**WHAT YOU HAVE TO DO**. Copy all of the material word for word, except for the pictures.

**DATA SUPPLIED**.
____
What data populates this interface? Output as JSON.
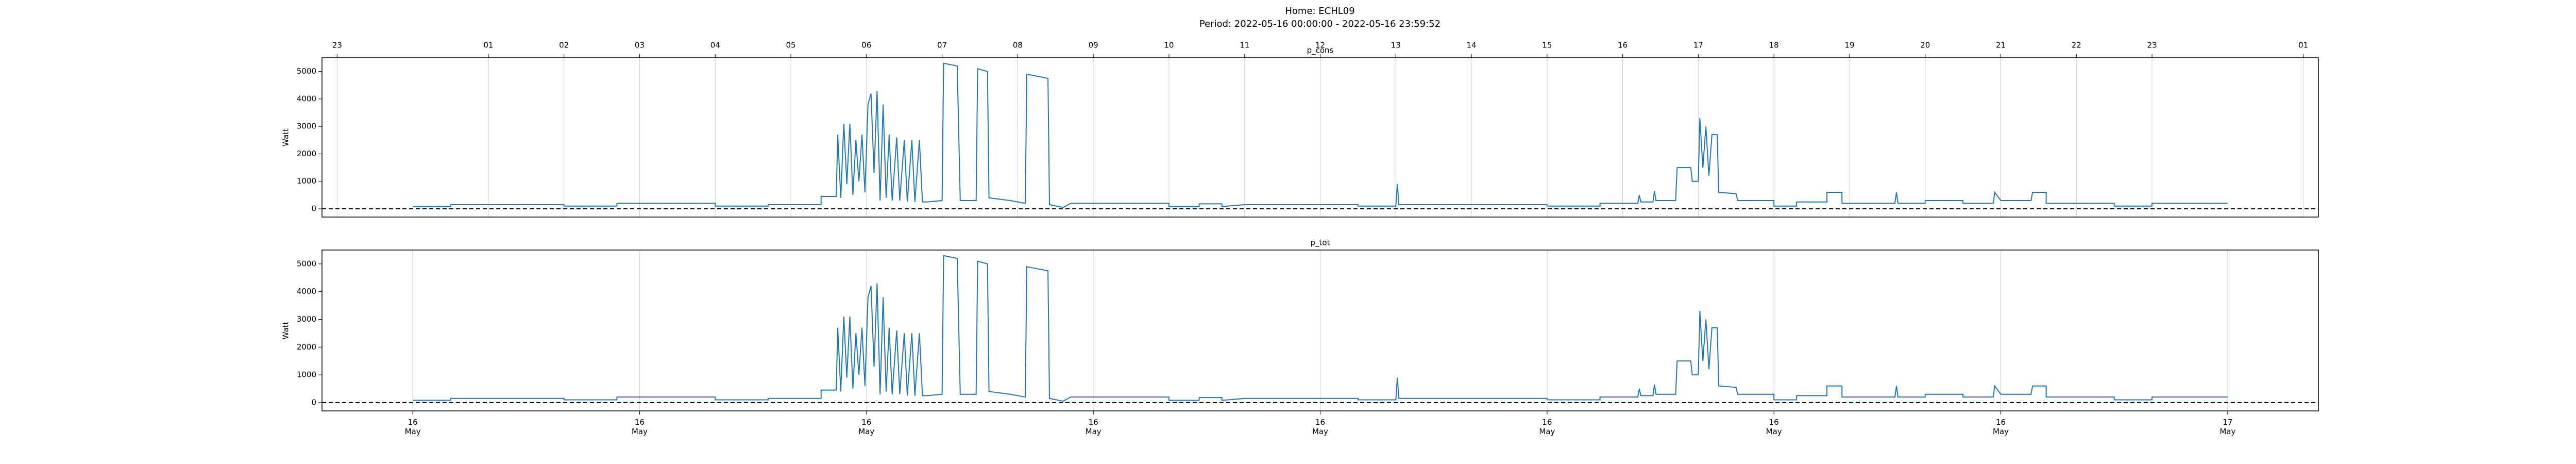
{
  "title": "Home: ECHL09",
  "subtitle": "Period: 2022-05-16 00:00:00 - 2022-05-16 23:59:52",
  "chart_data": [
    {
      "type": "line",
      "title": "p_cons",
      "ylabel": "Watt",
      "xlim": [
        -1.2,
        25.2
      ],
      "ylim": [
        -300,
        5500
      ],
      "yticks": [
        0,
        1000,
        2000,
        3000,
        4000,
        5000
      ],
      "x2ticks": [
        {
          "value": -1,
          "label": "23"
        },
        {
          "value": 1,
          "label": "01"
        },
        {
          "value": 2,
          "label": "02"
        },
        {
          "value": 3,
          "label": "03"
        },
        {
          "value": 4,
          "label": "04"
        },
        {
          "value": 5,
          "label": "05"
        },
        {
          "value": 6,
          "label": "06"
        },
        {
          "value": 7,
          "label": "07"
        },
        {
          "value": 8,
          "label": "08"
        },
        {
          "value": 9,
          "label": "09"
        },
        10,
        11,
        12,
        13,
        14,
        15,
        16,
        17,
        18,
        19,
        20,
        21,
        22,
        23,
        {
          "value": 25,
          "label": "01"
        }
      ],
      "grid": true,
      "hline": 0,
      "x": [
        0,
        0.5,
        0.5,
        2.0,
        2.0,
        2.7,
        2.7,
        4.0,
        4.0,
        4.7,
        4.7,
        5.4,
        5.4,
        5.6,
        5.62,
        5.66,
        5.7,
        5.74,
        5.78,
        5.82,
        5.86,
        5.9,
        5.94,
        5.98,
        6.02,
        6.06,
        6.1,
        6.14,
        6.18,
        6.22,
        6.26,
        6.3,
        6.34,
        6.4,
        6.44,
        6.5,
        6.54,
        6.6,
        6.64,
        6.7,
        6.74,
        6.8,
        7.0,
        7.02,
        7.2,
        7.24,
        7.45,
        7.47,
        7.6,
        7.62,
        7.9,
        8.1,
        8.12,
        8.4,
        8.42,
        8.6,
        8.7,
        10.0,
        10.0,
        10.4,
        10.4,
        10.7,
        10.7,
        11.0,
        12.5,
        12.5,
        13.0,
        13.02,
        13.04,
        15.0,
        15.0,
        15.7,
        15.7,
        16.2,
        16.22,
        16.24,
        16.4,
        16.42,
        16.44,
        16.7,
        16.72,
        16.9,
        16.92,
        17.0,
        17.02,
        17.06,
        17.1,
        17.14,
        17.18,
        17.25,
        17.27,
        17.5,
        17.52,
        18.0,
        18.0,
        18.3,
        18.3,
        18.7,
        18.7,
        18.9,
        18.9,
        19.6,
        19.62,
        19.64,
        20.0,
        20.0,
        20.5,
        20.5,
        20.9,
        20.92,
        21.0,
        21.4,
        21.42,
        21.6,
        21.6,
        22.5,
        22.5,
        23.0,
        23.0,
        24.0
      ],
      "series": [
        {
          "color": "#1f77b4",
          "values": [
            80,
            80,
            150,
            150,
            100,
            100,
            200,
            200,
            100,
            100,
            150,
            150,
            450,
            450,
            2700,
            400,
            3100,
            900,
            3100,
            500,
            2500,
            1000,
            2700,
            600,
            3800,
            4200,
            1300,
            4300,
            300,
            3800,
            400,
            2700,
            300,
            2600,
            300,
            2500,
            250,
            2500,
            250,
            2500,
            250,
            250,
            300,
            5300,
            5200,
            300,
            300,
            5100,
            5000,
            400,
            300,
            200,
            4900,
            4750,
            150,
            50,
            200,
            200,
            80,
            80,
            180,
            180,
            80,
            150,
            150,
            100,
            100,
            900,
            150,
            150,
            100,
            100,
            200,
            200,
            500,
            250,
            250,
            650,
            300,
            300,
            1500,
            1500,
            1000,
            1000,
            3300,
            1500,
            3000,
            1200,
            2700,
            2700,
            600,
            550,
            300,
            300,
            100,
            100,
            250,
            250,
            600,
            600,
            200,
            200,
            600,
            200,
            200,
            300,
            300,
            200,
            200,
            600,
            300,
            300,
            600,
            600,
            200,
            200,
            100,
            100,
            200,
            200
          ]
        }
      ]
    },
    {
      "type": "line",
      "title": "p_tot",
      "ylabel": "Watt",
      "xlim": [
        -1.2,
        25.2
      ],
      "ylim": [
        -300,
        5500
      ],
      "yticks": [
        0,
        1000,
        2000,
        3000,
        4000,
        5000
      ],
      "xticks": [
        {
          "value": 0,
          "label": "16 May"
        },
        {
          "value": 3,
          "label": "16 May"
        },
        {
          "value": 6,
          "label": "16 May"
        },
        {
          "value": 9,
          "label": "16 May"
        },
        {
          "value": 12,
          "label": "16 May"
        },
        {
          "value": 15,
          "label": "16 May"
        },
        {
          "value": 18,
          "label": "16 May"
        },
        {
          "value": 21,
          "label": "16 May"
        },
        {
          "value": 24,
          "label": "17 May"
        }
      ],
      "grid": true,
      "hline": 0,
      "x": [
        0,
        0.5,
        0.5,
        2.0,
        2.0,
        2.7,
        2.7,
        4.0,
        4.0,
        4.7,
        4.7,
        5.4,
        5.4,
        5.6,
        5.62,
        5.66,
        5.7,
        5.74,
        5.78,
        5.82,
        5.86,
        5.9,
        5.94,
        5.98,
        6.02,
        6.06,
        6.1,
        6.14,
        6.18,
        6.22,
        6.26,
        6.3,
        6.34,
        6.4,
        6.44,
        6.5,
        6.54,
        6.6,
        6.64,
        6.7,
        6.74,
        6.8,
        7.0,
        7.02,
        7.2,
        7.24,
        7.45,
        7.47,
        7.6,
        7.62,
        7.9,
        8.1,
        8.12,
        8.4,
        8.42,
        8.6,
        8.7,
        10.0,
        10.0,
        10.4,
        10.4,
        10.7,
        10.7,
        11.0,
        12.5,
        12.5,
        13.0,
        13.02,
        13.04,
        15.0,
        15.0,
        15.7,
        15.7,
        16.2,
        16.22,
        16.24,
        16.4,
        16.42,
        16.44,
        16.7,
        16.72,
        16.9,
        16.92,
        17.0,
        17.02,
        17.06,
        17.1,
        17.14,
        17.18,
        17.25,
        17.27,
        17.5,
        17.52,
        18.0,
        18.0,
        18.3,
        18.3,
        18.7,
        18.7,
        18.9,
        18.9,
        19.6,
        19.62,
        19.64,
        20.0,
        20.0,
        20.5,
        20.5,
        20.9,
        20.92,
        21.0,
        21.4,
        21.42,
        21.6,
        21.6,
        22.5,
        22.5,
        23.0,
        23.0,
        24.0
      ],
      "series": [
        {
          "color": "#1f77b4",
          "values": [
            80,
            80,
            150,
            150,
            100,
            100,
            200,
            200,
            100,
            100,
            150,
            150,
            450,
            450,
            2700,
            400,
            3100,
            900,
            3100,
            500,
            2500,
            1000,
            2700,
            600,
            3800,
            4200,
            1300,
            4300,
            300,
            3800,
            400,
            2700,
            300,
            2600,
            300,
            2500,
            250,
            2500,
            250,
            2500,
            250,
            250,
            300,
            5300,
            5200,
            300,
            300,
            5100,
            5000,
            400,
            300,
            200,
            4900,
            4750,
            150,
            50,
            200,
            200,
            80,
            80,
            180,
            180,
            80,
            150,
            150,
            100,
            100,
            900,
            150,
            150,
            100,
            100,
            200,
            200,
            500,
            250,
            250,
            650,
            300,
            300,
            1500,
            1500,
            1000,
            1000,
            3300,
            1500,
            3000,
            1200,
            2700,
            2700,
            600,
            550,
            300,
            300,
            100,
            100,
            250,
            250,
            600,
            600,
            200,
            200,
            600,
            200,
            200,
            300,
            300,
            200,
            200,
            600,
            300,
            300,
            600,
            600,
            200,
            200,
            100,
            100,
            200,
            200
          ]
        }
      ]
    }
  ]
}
____
**TASK RESPONSE**.
What data populates this interface? Output as JSON.
{
  "title": "Home: ECHL09",
  "subtitle": "Period: 2022-05-16 00:00:00 - 2022-05-16 23:59:52",
  "chart_data": [
    {
      "type": "line",
      "title": "p_cons",
      "ylabel": "Watt",
      "xlim": [
        -1.2,
        25.2
      ],
      "ylim": [
        -300,
        5500
      ],
      "yticks": [
        0,
        1000,
        2000,
        3000,
        4000,
        5000
      ],
      "x2ticks": [
        {
          "value": -1,
          "label": "23"
        },
        {
          "value": 1,
          "label": "01"
        },
        {
          "value": 2,
          "label": "02"
        },
        {
          "value": 3,
          "label": "03"
        },
        {
          "value": 4,
          "label": "04"
        },
        {
          "value": 5,
          "label": "05"
        },
        {
          "value": 6,
          "label": "06"
        },
        {
          "value": 7,
          "label": "07"
        },
        {
          "value": 8,
          "label": "08"
        },
        {
          "value": 9,
          "label": "09"
        },
        10,
        11,
        12,
        13,
        14,
        15,
        16,
        17,
        18,
        19,
        20,
        21,
        22,
        23,
        {
          "value": 25,
          "label": "01"
        }
      ],
      "grid": true,
      "hline": 0,
      "x": [
        0,
        0.5,
        0.5,
        2.0,
        2.0,
        2.7,
        2.7,
        4.0,
        4.0,
        4.7,
        4.7,
        5.4,
        5.4,
        5.6,
        5.62,
        5.66,
        5.7,
        5.74,
        5.78,
        5.82,
        5.86,
        5.9,
        5.94,
        5.98,
        6.02,
        6.06,
        6.1,
        6.14,
        6.18,
        6.22,
        6.26,
        6.3,
        6.34,
        6.4,
        6.44,
        6.5,
        6.54,
        6.6,
        6.64,
        6.7,
        6.74,
        6.8,
        7.0,
        7.02,
        7.2,
        7.24,
        7.45,
        7.47,
        7.6,
        7.62,
        7.9,
        8.1,
        8.12,
        8.4,
        8.42,
        8.6,
        8.7,
        10.0,
        10.0,
        10.4,
        10.4,
        10.7,
        10.7,
        11.0,
        12.5,
        12.5,
        13.0,
        13.02,
        13.04,
        15.0,
        15.0,
        15.7,
        15.7,
        16.2,
        16.22,
        16.24,
        16.4,
        16.42,
        16.44,
        16.7,
        16.72,
        16.9,
        16.92,
        17.0,
        17.02,
        17.06,
        17.1,
        17.14,
        17.18,
        17.25,
        17.27,
        17.5,
        17.52,
        18.0,
        18.0,
        18.3,
        18.3,
        18.7,
        18.7,
        18.9,
        18.9,
        19.6,
        19.62,
        19.64,
        20.0,
        20.0,
        20.5,
        20.5,
        20.9,
        20.92,
        21.0,
        21.4,
        21.42,
        21.6,
        21.6,
        22.5,
        22.5,
        23.0,
        23.0,
        24.0
      ],
      "series": [
        {
          "color": "#1f77b4",
          "values": [
            80,
            80,
            150,
            150,
            100,
            100,
            200,
            200,
            100,
            100,
            150,
            150,
            450,
            450,
            2700,
            400,
            3100,
            900,
            3100,
            500,
            2500,
            1000,
            2700,
            600,
            3800,
            4200,
            1300,
            4300,
            300,
            3800,
            400,
            2700,
            300,
            2600,
            300,
            2500,
            250,
            2500,
            250,
            2500,
            250,
            250,
            300,
            5300,
            5200,
            300,
            300,
            5100,
            5000,
            400,
            300,
            200,
            4900,
            4750,
            150,
            50,
            200,
            200,
            80,
            80,
            180,
            180,
            80,
            150,
            150,
            100,
            100,
            900,
            150,
            150,
            100,
            100,
            200,
            200,
            500,
            250,
            250,
            650,
            300,
            300,
            1500,
            1500,
            1000,
            1000,
            3300,
            1500,
            3000,
            1200,
            2700,
            2700,
            600,
            550,
            300,
            300,
            100,
            100,
            250,
            250,
            600,
            600,
            200,
            200,
            600,
            200,
            200,
            300,
            300,
            200,
            200,
            600,
            300,
            300,
            600,
            600,
            200,
            200,
            100,
            100,
            200,
            200
          ]
        }
      ]
    },
    {
      "type": "line",
      "title": "p_tot",
      "ylabel": "Watt",
      "xlim": [
        -1.2,
        25.2
      ],
      "ylim": [
        -300,
        5500
      ],
      "yticks": [
        0,
        1000,
        2000,
        3000,
        4000,
        5000
      ],
      "xticks": [
        {
          "value": 0,
          "label": "16 May"
        },
        {
          "value": 3,
          "label": "16 May"
        },
        {
          "value": 6,
          "label": "16 May"
        },
        {
          "value": 9,
          "label": "16 May"
        },
        {
          "value": 12,
          "label": "16 May"
        },
        {
          "value": 15,
          "label": "16 May"
        },
        {
          "value": 18,
          "label": "16 May"
        },
        {
          "value": 21,
          "label": "16 May"
        },
        {
          "value": 24,
          "label": "17 May"
        }
      ],
      "grid": true,
      "hline": 0,
      "x": [
        0,
        0.5,
        0.5,
        2.0,
        2.0,
        2.7,
        2.7,
        4.0,
        4.0,
        4.7,
        4.7,
        5.4,
        5.4,
        5.6,
        5.62,
        5.66,
        5.7,
        5.74,
        5.78,
        5.82,
        5.86,
        5.9,
        5.94,
        5.98,
        6.02,
        6.06,
        6.1,
        6.14,
        6.18,
        6.22,
        6.26,
        6.3,
        6.34,
        6.4,
        6.44,
        6.5,
        6.54,
        6.6,
        6.64,
        6.7,
        6.74,
        6.8,
        7.0,
        7.02,
        7.2,
        7.24,
        7.45,
        7.47,
        7.6,
        7.62,
        7.9,
        8.1,
        8.12,
        8.4,
        8.42,
        8.6,
        8.7,
        10.0,
        10.0,
        10.4,
        10.4,
        10.7,
        10.7,
        11.0,
        12.5,
        12.5,
        13.0,
        13.02,
        13.04,
        15.0,
        15.0,
        15.7,
        15.7,
        16.2,
        16.22,
        16.24,
        16.4,
        16.42,
        16.44,
        16.7,
        16.72,
        16.9,
        16.92,
        17.0,
        17.02,
        17.06,
        17.1,
        17.14,
        17.18,
        17.25,
        17.27,
        17.5,
        17.52,
        18.0,
        18.0,
        18.3,
        18.3,
        18.7,
        18.7,
        18.9,
        18.9,
        19.6,
        19.62,
        19.64,
        20.0,
        20.0,
        20.5,
        20.5,
        20.9,
        20.92,
        21.0,
        21.4,
        21.42,
        21.6,
        21.6,
        22.5,
        22.5,
        23.0,
        23.0,
        24.0
      ],
      "series": [
        {
          "color": "#1f77b4",
          "values": [
            80,
            80,
            150,
            150,
            100,
            100,
            200,
            200,
            100,
            100,
            150,
            150,
            450,
            450,
            2700,
            400,
            3100,
            900,
            3100,
            500,
            2500,
            1000,
            2700,
            600,
            3800,
            4200,
            1300,
            4300,
            300,
            3800,
            400,
            2700,
            300,
            2600,
            300,
            2500,
            250,
            2500,
            250,
            2500,
            250,
            250,
            300,
            5300,
            5200,
            300,
            300,
            5100,
            5000,
            400,
            300,
            200,
            4900,
            4750,
            150,
            50,
            200,
            200,
            80,
            80,
            180,
            180,
            80,
            150,
            150,
            100,
            100,
            900,
            150,
            150,
            100,
            100,
            200,
            200,
            500,
            250,
            250,
            650,
            300,
            300,
            1500,
            1500,
            1000,
            1000,
            3300,
            1500,
            3000,
            1200,
            2700,
            2700,
            600,
            550,
            300,
            300,
            100,
            100,
            250,
            250,
            600,
            600,
            200,
            200,
            600,
            200,
            200,
            300,
            300,
            200,
            200,
            600,
            300,
            300,
            600,
            600,
            200,
            200,
            100,
            100,
            200,
            200
          ]
        }
      ]
    }
  ]
}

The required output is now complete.